Collected data entries
※
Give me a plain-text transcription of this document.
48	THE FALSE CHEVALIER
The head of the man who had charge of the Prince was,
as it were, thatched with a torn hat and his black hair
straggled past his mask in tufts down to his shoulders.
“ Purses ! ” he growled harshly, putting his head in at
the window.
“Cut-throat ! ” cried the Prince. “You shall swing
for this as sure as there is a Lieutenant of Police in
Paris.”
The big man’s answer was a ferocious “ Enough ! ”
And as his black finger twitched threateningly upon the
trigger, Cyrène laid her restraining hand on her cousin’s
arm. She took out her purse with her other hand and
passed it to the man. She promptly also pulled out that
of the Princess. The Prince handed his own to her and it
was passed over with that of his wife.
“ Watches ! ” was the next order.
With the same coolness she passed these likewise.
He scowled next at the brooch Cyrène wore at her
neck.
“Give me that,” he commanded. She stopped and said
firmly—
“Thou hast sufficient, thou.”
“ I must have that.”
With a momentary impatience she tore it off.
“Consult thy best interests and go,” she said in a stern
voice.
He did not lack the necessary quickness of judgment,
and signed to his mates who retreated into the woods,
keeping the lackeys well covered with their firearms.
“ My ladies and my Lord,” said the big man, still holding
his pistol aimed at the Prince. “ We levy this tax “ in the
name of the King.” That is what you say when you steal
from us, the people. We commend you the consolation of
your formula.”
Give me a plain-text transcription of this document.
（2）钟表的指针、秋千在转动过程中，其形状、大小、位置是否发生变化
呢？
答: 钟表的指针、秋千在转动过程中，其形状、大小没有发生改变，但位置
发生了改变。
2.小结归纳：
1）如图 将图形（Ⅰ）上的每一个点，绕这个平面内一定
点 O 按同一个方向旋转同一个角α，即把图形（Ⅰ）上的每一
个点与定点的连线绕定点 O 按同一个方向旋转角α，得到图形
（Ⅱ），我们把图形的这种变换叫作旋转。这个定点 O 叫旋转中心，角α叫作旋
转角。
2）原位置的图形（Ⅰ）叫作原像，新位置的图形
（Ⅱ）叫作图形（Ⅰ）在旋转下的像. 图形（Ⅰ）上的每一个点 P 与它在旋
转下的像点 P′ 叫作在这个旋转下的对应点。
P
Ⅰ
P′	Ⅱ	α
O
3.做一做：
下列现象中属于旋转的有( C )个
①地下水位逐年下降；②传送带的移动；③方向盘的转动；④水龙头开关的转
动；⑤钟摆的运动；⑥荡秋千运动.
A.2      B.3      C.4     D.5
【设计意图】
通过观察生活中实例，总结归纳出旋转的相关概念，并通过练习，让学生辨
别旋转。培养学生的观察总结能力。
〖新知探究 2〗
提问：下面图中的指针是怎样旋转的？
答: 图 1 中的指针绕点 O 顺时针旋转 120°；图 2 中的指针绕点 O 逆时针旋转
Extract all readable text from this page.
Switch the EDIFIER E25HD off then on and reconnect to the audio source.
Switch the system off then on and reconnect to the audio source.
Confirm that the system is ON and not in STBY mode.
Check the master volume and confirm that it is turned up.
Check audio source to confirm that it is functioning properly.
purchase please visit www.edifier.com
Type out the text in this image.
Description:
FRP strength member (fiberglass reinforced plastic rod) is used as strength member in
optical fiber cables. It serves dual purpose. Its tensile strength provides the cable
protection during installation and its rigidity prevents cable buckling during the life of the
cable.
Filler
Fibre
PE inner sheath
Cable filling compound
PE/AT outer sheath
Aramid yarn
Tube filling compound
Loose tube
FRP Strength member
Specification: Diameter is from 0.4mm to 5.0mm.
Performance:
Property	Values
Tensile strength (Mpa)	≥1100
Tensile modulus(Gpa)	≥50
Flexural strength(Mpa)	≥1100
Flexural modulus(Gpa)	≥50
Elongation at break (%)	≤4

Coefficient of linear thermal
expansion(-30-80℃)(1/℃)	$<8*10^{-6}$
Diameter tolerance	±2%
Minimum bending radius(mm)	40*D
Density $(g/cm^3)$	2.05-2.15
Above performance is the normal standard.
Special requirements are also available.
※
What this task involves
Read the entries and pick out all lines that include the word "Flexural".

Task output
Flexural strength(Mpa)	≥1100
Flexural modulus(Gpa)	≥50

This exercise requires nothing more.